Exercise objective
Set down the records once more, please, exactly and with the pictures left out.

Material for the task
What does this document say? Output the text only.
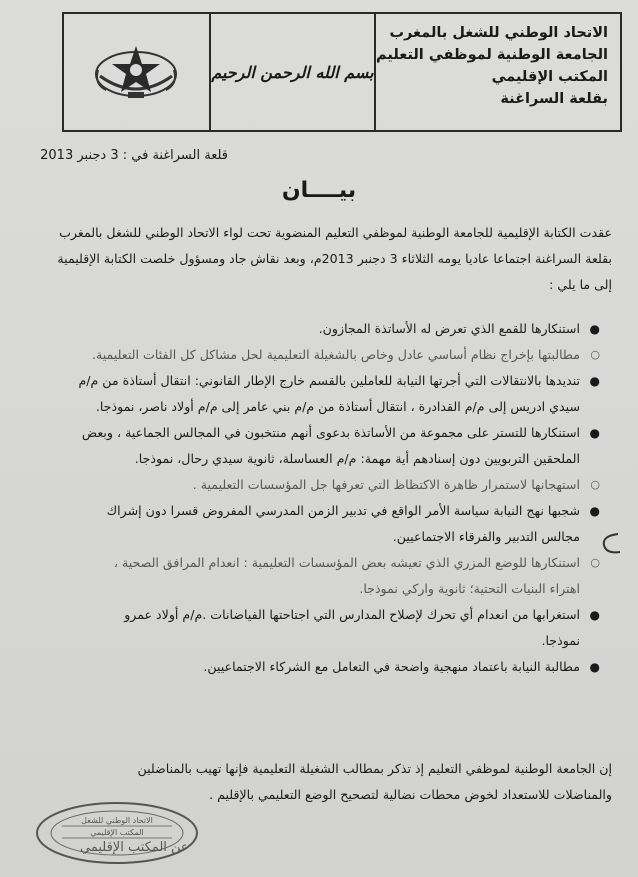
بسم الله الرحمن الرحيم
الاتحاد الوطني للشغل بالمغرب
الجامعة الوطنية لموظفي التعليم
المكتب الإقليمي
بقلعة السراغنة
قلعة السراغنة في : 3 دجنبر 2013
بيــــان

عقدت الكتابة الإقليمية للجامعة الوطنية لموظفي التعليم المنضوية تحت لواء الاتحاد الوطني للشغل بالمغرب

بقلعة السراغنة اجتماعا عاديا يومه الثلاثاء 3 دجنبر 2013م، وبعد نقاش جاد ومسؤول خلصت الكتابة الإقليمية

إلى ما يلي :

●

استنكارها للقمع الذي تعرض له الأساتذة المجازون.

○

مطالبتها بإخراج نظام أساسي عادل وخاص بالشغيلة التعليمية لحل مشاكل كل الفئات التعليمية.

●

تنديدها بالانتقالات التي أجرتها النيابة للعاملين بالقسم خارج الإطار القانوني: انتقال أستاذة من م/م

سيدي ادريس إلى م/م القدادرة ، انتقال أستاذة من م/م بني عامر إلى م/م أولاد ناصر، نموذجا.

●

استنكارها للتستر على مجموعة من الأساتذة بدعوى أنهم منتخبون في المجالس الجماعية ، وبعض

الملحقين التربويين دون إسنادهم أية مهمة: م/م العساسلة، ثانوية سيدي رحال، نموذجا.

○

استهجانها لاستمرار ظاهرة الاكتظاظ التي تعرفها جل المؤسسات التعليمية .

●

شجبها نهج النيابة سياسة الأمر الواقع في تدبير الزمن المدرسي المفروض قسرا دون إشراك

مجالس التدبير والفرقاء الاجتماعيين.

○

استنكارها للوضع المزري الذي تعيشه بعض المؤسسات التعليمية : انعدام المرافق الصحية ،

اهتراء البنيات التحتية؛ ثانوية واركي نموذجا.

●

استغرابها من انعدام أي تحرك لإصلاح المدارس التي اجتاحتها الفياضانات .م/م أولاد عمرو

نموذجا.

●

مطالبة النيابة باعتماد منهجية واضحة في التعامل مع الشركاء الاجتماعيين.

إن الجامعة الوطنية لموظفي التعليم إذ تذكر بمطالب الشغيلة التعليمية فإنها تهيب بالمناضلين

والمناضلات للاستعداد لخوض محطات نضالية لتصحيح الوضع التعليمي بالإقليم .

الاتحاد الوطني للشغل
المكتب الإقليمي
عن المكتب الإقليمي
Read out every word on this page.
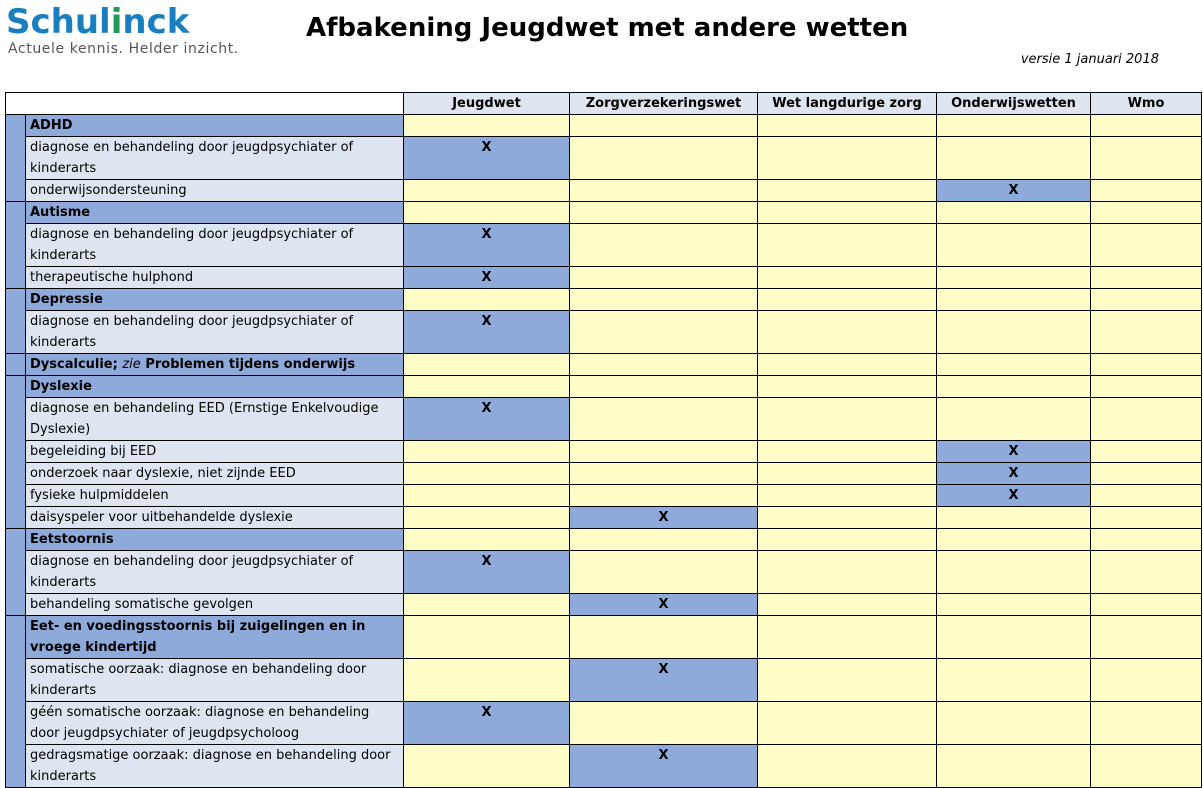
Schulinck
Actuele kennis. Helder inzicht.
Afbakening Jeugdwet met andere wetten
versie 1 januari 2018
		Jeugdwet	Zorgverzekeringswet	Wet langdurige zorg	Onderwijswetten	Wmo
	ADHD					
	diagnose en behandeling door jeugdpsychiater of kinderarts	X				
	onderwijsondersteuning				X	
	Autisme					
	diagnose en behandeling door jeugdpsychiater of kinderarts	X				
	therapeutische hulphond	X				
	Depressie					
	diagnose en behandeling door jeugdpsychiater of kinderarts	X				
	Dyscalculie; zie Problemen tijdens onderwijs					
	Dyslexie					
	diagnose en behandeling EED (Ernstige Enkelvoudige Dyslexie)	X				
	begeleiding bij EED				X	
	onderzoek naar dyslexie, niet zijnde EED				X	
	fysieke hulpmiddelen				X	
	daisyspeler voor uitbehandelde dyslexie		X			
	Eetstoornis					
	diagnose en behandeling door jeugdpsychiater of kinderarts	X				
	behandeling somatische gevolgen		X			
	Eet- en voedingsstoornis bij zuigelingen en in vroege kindertijd					
	somatische oorzaak: diagnose en behandeling door kinderarts		X			
	géén somatische oorzaak: diagnose en behandeling door jeugdpsychiater of jeugdpsycholoog	X				
	gedragsmatige oorzaak: diagnose en behandeling door kinderarts		X			
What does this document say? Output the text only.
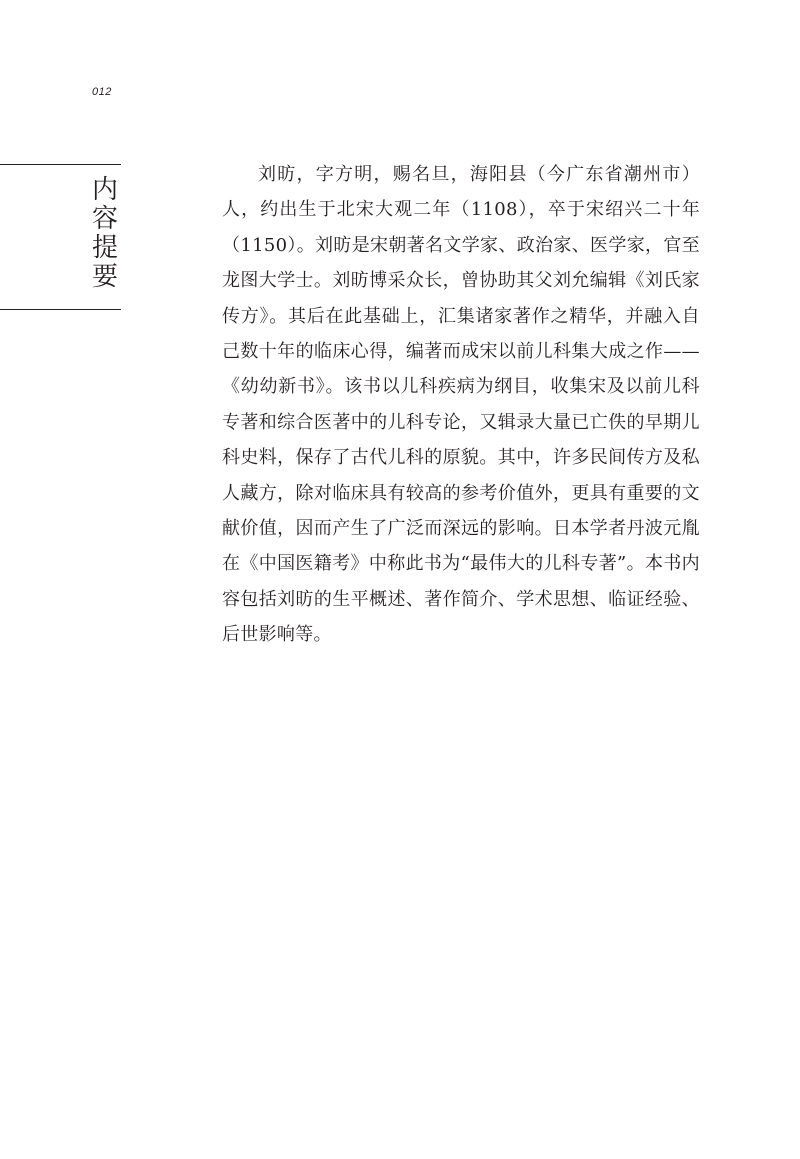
012
内
容
提
要

刘昉，字方明，赐名旦，海阳县（今广东省潮州市）人，约出生于北宋大观二年（1108），卒于宋绍兴二十年（1150）。刘昉是宋朝著名文学家、政治家、医学家，官至龙图大学士。刘昉博采众长，曾协助其父刘允编辑《刘氏家传方》。其后在此基础上，汇集诸家著作之精华，并融入自己数十年的临床心得，编著而成宋以前儿科集大成之作——《幼幼新书》。该书以儿科疾病为纲目，收集宋及以前儿科专著和综合医著中的儿科专论，又辑录大量已亡佚的早期儿科史料，保存了古代儿科的原貌。其中，许多民间传方及私人藏方，除对临床具有较高的参考价值外，更具有重要的文献价值，因而产生了广泛而深远的影响。日本学者丹波元胤在《中国医籍考》中称此书为“最伟大的儿科专著”。本书内容包括刘昉的生平概述、著作简介、学术思想、临证经验、后世影响等。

Task output
What does this document say? Output the text only.
بسم الله الرحمن الرحيم
الاتحاد الوطني للشغل بالمغرب
الجامعة الوطنية لموظفي التعليم
المكتب الإقليمي
بقلعة السراغنة
قلعة السراغنة في : 3 دجنبر 2013
بيــــان

عقدت الكتابة الإقليمية للجامعة الوطنية لموظفي التعليم المنضوية تحت لواء الاتحاد الوطني للشغل بالمغرب

بقلعة السراغنة اجتماعا عاديا يومه الثلاثاء 3 دجنبر 2013م، وبعد نقاش جاد ومسؤول خلصت الكتابة الإقليمية

إلى ما يلي :

●

استنكارها للقمع الذي تعرض له الأساتذة المجازون.

○

مطالبتها بإخراج نظام أساسي عادل وخاص بالشغيلة التعليمية لحل مشاكل كل الفئات التعليمية.

●

تنديدها بالانتقالات التي أجرتها النيابة للعاملين بالقسم خارج الإطار القانوني: انتقال أستاذة من م/م

سيدي ادريس إلى م/م القدادرة ، انتقال أستاذة من م/م بني عامر إلى م/م أولاد ناصر، نموذجا.

●

استنكارها للتستر على مجموعة من الأساتذة بدعوى أنهم منتخبون في المجالس الجماعية ، وبعض

الملحقين التربويين دون إسنادهم أية مهمة: م/م العساسلة، ثانوية سيدي رحال، نموذجا.

○

استهجانها لاستمرار ظاهرة الاكتظاظ التي تعرفها جل المؤسسات التعليمية .

●

شجبها نهج النيابة سياسة الأمر الواقع في تدبير الزمن المدرسي المفروض قسرا دون إشراك

مجالس التدبير والفرقاء الاجتماعيين.

○

استنكارها للوضع المزري الذي تعيشه بعض المؤسسات التعليمية : انعدام المرافق الصحية ،

اهتراء البنيات التحتية؛ ثانوية واركي نموذجا.

●

استغرابها من انعدام أي تحرك لإصلاح المدارس التي اجتاحتها الفياضانات .م/م أولاد عمرو

نموذجا.

●

مطالبة النيابة باعتماد منهجية واضحة في التعامل مع الشركاء الاجتماعيين.

إن الجامعة الوطنية لموظفي التعليم إذ تذكر بمطالب الشغيلة التعليمية فإنها تهيب بالمناضلين

والمناضلات للاستعداد لخوض محطات نضالية لتصحيح الوضع التعليمي بالإقليم .

الاتحاد الوطني للشغل
المكتب الإقليمي
عن المكتب الإقليمي
Read out every word on this page.
Schulinck
Actuele kennis. Helder inzicht.
Afbakening Jeugdwet met andere wetten
versie 1 januari 2018
		Jeugdwet	Zorgverzekeringswet	Wet langdurige zorg	Onderwijswetten	Wmo
	ADHD					
	diagnose en behandeling door jeugdpsychiater of kinderarts	X				
	onderwijsondersteuning				X	
	Autisme					
	diagnose en behandeling door jeugdpsychiater of kinderarts	X				
	therapeutische hulphond	X				
	Depressie					
	diagnose en behandeling door jeugdpsychiater of kinderarts	X				
	Dyscalculie; zie Problemen tijdens onderwijs					
	Dyslexie					
	diagnose en behandeling EED (Ernstige Enkelvoudige Dyslexie)	X				
	begeleiding bij EED				X	
	onderzoek naar dyslexie, niet zijnde EED				X	
	fysieke hulpmiddelen				X	
	daisyspeler voor uitbehandelde dyslexie		X			
	Eetstoornis					
	diagnose en behandeling door jeugdpsychiater of kinderarts	X				
	behandeling somatische gevolgen		X			
	Eet- en voedingsstoornis bij zuigelingen en in vroege kindertijd					
	somatische oorzaak: diagnose en behandeling door kinderarts		X			
	géén somatische oorzaak: diagnose en behandeling door jeugdpsychiater of jeugdpsycholoog	X				
	gedragsmatige oorzaak: diagnose en behandeling door kinderarts		X			
What does this document say? Output the text only.
012
内
容
提
要

刘昉，字方明，赐名旦，海阳县（今广东省潮州市）人，约出生于北宋大观二年（1108），卒于宋绍兴二十年（1150）。刘昉是宋朝著名文学家、政治家、医学家，官至龙图大学士。刘昉博采众长，曾协助其父刘允编辑《刘氏家传方》。其后在此基础上，汇集诸家著作之精华，并融入自己数十年的临床心得，编著而成宋以前儿科集大成之作——《幼幼新书》。该书以儿科疾病为纲目，收集宋及以前儿科专著和综合医著中的儿科专论，又辑录大量已亡佚的早期儿科史料，保存了古代儿科的原貌。其中，许多民间传方及私人藏方，除对临床具有较高的参考价值外，更具有重要的文献价值，因而产生了广泛而深远的影响。日本学者丹波元胤在《中国医籍考》中称此书为“最伟大的儿科专著”。本书内容包括刘昉的生平概述、著作简介、学术思想、临证经验、后世影响等。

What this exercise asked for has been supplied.